* BEGIN Data supplied *

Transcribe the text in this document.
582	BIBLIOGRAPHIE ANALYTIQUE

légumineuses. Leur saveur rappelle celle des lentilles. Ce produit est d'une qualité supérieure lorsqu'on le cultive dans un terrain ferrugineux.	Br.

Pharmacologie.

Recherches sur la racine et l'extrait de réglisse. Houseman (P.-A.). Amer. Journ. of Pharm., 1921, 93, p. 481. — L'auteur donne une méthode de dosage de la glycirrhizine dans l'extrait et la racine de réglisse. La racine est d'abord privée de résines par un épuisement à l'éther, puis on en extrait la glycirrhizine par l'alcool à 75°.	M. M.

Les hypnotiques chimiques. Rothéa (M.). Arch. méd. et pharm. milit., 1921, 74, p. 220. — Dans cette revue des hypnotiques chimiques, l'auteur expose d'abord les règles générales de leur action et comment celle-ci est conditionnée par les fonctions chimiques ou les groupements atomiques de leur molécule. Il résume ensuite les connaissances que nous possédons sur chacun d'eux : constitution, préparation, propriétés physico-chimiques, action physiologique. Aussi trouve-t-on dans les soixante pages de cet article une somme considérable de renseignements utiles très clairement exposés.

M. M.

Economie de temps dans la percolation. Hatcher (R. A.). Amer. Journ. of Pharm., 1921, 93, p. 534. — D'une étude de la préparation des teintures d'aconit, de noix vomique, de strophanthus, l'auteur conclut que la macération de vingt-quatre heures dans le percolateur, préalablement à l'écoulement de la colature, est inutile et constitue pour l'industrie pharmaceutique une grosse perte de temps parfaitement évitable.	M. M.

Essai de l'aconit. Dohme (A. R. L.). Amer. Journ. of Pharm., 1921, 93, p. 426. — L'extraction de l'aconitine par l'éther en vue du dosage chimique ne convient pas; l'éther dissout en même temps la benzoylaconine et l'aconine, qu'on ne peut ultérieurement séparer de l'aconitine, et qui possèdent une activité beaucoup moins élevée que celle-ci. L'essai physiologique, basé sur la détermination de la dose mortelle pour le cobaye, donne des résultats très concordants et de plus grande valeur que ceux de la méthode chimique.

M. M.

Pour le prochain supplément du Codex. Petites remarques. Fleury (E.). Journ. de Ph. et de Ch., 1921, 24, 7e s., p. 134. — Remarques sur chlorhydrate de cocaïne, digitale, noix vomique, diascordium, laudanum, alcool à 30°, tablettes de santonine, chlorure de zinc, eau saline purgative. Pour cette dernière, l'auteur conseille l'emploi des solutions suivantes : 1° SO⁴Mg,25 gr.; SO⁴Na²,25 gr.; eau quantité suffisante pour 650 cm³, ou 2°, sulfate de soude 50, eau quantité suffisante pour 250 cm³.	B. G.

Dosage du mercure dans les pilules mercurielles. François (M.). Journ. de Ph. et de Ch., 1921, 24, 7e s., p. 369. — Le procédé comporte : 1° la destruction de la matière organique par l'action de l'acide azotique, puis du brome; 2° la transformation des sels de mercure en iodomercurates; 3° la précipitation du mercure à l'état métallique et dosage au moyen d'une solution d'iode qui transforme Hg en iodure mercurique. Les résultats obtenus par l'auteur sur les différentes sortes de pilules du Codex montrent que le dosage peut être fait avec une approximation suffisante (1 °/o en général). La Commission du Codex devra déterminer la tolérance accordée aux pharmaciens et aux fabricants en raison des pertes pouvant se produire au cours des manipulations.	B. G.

* END Data supplied *

[Problem]
Scan the material above. Return every line containing the string "donne".

[Result]
Recherches sur la racine et l'extrait de réglisse. Houseman (P.-A.). Amer. Journ. of Pharm., 1921, 93, p. 481. — L'auteur donne une méthode de dosage de la glycirrhizine dans l'extrait et la racine de réglisse. La racine est d'abord privée de résines par un épuisement à l'éther, puis on en extrait la glycirrhizine par l'alcool à 75°.	M. M.
Essai de l'aconit. Dohme (A. R. L.). Amer. Journ. of Pharm., 1921, 93, p. 426. — L'extraction de l'aconitine par l'éther en vue du dosage chimique ne convient pas; l'éther dissout en même temps la benzoylaconine et l'aconine, qu'on ne peut ultérieurement séparer de l'aconitine, et qui possèdent une activité beaucoup moins élevée que celle-ci. L'essai physiologique, basé sur la détermination de la dose mortelle pour le cobaye, donne des résultats très concordants et de plus grande valeur que ceux de la méthode chimique.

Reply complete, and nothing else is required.